DATASET RECORDS:
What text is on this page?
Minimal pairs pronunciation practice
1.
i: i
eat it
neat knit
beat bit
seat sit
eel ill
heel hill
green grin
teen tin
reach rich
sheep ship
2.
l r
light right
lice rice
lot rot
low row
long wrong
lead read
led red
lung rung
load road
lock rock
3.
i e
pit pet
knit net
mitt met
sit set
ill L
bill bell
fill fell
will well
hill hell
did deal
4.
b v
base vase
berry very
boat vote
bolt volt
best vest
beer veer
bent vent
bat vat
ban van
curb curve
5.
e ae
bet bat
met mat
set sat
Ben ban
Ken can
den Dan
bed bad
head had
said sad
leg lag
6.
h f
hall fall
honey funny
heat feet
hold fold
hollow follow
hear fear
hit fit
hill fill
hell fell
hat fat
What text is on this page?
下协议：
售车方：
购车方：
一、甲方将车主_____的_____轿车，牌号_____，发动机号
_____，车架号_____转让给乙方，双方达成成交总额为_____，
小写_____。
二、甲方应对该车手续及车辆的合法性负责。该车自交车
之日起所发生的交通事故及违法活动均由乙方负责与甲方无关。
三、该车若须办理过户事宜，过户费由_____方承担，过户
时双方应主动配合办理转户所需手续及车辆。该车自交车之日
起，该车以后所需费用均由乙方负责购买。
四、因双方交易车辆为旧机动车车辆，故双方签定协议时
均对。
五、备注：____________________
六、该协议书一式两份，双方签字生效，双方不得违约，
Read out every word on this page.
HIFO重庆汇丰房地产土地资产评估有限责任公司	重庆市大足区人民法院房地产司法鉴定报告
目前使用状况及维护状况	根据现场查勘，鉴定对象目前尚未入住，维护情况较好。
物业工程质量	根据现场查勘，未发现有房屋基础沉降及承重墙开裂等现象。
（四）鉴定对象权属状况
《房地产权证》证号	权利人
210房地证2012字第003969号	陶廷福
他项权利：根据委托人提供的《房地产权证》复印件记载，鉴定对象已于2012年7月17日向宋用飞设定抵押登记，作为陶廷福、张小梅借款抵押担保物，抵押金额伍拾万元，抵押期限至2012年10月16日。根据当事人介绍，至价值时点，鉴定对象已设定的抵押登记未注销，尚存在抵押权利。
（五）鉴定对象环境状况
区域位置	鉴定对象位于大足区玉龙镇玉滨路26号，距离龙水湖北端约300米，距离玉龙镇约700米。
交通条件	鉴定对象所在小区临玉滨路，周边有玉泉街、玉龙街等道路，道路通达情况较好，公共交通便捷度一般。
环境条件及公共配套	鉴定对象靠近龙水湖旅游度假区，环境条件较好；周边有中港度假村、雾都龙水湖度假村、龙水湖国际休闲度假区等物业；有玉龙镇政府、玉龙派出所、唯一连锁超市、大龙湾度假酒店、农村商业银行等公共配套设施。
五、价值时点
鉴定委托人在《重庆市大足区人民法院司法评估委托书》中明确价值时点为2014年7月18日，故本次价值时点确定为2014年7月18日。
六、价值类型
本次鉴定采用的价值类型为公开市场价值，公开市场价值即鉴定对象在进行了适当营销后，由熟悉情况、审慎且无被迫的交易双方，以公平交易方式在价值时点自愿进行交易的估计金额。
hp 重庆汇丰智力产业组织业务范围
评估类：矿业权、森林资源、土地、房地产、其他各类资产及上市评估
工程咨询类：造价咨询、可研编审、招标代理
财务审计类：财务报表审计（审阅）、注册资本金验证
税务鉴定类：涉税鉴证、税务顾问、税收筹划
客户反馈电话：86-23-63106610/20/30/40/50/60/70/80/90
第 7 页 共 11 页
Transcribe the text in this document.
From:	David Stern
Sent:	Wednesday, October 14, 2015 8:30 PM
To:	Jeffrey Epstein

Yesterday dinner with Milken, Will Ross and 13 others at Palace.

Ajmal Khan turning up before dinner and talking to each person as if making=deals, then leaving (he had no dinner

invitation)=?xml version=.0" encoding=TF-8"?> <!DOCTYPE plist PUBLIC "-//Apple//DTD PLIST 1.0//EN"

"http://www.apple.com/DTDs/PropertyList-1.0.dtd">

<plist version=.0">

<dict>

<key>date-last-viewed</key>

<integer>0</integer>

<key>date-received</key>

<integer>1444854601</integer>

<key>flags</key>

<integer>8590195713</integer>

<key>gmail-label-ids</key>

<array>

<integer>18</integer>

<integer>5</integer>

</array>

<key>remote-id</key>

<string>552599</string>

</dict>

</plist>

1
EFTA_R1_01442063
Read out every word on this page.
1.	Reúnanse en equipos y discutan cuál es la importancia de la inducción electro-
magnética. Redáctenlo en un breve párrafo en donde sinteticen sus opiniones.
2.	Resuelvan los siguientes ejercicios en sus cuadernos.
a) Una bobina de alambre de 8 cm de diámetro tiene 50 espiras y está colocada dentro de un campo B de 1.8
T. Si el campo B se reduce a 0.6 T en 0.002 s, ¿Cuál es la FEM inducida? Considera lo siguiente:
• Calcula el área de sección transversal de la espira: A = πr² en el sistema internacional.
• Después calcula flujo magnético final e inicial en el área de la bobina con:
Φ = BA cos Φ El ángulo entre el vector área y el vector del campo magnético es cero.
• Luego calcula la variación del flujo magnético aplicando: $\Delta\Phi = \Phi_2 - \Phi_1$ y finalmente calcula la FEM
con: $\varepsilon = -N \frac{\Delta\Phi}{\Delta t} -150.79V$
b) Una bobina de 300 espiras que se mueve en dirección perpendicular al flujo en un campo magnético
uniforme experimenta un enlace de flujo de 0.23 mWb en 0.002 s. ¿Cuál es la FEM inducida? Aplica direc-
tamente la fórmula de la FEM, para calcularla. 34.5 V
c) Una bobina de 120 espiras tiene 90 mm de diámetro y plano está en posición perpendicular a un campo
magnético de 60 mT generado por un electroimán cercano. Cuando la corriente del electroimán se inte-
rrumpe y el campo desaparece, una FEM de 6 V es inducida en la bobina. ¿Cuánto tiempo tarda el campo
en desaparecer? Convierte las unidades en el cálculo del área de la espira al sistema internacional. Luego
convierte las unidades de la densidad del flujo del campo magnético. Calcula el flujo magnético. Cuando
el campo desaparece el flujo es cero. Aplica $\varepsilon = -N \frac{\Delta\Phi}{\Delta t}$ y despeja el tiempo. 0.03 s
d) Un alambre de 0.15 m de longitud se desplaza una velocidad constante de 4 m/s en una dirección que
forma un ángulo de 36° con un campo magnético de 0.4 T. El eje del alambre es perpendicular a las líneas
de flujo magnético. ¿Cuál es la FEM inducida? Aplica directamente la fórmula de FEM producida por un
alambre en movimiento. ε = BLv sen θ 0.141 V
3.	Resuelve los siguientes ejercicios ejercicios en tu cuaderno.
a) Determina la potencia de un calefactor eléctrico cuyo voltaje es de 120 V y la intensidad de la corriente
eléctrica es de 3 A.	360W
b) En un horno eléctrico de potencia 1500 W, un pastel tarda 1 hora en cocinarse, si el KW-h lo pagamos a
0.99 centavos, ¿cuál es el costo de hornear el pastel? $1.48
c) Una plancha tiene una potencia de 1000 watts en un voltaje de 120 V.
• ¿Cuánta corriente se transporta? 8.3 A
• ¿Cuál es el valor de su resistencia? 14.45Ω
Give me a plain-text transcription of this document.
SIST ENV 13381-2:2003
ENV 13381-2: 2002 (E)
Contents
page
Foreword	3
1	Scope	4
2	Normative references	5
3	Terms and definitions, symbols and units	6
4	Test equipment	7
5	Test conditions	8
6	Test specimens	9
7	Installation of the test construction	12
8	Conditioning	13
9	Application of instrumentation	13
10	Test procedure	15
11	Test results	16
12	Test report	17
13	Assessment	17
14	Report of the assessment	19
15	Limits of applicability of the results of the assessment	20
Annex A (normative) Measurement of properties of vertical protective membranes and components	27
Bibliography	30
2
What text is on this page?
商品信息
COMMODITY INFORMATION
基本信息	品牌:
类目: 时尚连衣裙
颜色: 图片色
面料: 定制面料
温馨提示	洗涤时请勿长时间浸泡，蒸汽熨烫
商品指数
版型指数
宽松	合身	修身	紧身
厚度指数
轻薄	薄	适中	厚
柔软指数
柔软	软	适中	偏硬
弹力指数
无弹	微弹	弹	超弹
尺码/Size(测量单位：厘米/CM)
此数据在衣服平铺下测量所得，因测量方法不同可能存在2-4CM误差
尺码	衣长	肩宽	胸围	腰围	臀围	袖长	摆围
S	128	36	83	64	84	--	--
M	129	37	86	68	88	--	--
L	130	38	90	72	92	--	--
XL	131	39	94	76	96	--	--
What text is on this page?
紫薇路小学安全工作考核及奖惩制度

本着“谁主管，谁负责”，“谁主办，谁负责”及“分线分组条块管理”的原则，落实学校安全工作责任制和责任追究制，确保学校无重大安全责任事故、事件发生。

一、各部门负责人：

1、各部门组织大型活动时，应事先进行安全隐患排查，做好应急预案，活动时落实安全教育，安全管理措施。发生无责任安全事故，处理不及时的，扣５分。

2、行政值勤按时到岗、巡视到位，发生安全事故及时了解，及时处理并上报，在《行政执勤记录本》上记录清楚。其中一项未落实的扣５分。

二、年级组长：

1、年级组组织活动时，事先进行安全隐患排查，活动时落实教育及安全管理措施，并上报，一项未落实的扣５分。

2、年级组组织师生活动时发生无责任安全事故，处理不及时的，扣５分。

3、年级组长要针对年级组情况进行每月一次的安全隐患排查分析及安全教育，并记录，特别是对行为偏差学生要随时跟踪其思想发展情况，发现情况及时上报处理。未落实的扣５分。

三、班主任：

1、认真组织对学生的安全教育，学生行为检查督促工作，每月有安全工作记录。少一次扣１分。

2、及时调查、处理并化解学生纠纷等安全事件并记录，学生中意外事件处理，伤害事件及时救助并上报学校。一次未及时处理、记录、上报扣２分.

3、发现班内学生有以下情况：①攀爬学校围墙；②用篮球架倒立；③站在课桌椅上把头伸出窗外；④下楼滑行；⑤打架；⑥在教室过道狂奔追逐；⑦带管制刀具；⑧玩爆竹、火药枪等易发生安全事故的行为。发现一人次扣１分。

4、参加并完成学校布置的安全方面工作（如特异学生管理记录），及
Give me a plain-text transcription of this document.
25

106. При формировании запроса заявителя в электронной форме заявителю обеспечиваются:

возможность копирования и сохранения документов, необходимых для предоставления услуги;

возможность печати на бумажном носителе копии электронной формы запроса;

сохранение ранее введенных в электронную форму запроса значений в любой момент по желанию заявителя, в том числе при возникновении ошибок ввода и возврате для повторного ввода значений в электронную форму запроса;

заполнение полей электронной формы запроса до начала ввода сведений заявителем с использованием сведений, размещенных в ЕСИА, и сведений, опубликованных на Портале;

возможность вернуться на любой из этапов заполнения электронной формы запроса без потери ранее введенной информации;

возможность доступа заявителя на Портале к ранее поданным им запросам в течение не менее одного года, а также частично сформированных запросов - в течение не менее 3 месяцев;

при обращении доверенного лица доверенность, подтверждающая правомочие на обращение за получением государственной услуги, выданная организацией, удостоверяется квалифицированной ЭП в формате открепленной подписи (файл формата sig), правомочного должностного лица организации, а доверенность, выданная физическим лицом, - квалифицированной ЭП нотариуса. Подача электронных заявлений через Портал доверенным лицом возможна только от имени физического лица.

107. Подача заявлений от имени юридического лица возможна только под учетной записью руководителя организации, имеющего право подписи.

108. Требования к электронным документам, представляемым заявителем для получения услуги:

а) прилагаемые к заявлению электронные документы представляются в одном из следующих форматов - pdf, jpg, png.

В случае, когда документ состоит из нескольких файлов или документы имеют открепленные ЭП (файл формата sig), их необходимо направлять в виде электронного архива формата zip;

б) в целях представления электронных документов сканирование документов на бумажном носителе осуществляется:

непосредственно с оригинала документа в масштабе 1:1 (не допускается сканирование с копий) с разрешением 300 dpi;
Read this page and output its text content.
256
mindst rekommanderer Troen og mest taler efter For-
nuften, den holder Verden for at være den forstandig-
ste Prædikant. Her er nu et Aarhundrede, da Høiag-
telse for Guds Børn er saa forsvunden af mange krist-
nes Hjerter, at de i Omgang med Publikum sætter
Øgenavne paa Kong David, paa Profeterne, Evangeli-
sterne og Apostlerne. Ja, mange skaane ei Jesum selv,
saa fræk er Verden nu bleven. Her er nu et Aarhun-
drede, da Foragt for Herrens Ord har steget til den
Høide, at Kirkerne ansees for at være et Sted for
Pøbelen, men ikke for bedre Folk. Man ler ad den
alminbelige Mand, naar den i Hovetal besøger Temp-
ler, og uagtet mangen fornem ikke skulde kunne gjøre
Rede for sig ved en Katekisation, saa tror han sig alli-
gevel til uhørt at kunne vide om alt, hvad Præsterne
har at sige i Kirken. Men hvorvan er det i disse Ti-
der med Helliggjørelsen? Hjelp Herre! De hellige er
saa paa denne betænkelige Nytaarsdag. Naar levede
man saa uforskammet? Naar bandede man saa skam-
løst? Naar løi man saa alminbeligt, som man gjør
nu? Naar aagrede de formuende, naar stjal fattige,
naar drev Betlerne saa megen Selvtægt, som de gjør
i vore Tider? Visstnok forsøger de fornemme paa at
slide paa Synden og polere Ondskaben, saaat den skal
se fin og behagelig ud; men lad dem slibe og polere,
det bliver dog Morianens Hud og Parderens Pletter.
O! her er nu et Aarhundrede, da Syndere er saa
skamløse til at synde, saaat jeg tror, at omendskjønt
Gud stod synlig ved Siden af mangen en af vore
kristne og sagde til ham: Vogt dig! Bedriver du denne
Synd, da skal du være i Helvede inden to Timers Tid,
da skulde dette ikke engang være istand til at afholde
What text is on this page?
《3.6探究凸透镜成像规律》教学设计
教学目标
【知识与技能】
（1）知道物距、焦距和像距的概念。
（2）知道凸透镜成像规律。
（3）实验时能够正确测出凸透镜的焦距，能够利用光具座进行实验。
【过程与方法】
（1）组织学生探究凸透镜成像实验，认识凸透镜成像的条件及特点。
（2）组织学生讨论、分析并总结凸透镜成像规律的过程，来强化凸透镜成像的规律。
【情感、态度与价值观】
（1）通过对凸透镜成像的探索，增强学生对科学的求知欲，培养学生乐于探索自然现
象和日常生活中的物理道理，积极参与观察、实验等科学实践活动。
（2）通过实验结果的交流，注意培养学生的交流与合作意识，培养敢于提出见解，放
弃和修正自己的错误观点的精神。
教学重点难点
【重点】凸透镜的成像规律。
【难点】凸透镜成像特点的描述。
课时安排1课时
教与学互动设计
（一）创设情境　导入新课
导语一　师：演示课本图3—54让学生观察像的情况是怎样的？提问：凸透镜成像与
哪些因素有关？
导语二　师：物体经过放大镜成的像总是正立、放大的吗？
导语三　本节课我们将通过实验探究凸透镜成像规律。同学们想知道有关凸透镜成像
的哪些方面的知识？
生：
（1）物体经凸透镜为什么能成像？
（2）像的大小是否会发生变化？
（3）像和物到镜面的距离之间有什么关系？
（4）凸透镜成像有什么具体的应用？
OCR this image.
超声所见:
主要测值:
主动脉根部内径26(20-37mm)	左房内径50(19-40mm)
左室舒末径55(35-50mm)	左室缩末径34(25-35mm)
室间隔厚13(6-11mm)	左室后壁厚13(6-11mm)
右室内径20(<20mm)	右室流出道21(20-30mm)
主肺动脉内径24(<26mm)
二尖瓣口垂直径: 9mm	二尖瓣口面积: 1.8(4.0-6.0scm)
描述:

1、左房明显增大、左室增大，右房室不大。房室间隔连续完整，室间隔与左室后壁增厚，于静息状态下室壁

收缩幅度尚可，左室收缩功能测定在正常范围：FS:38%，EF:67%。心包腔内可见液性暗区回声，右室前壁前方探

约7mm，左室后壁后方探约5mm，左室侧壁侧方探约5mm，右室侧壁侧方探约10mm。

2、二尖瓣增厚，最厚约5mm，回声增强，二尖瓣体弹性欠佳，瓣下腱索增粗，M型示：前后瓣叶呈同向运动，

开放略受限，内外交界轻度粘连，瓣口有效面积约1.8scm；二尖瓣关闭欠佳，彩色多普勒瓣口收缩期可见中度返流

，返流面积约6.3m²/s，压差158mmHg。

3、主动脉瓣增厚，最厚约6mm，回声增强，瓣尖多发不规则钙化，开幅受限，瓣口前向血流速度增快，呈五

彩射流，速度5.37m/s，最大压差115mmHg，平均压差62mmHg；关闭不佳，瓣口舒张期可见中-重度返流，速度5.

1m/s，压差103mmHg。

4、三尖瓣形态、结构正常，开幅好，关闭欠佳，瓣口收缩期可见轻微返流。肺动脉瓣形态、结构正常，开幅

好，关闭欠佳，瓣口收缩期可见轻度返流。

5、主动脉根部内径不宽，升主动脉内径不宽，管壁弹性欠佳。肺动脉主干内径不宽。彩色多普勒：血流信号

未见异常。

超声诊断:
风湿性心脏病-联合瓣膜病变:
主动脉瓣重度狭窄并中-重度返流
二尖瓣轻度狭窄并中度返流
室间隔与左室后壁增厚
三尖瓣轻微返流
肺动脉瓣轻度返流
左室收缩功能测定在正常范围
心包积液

PROBLEM TO SOLVE: Locate all lines holding the word "左室收缩功能测定在正常范围", then copy them out.

SOLUTION TO THIS TASK:
收缩幅度尚可，左室收缩功能测定在正常范围：FS:38%，EF:67%。心包腔内可见液性暗区回声，右室前壁前方探
左室收缩功能测定在正常范围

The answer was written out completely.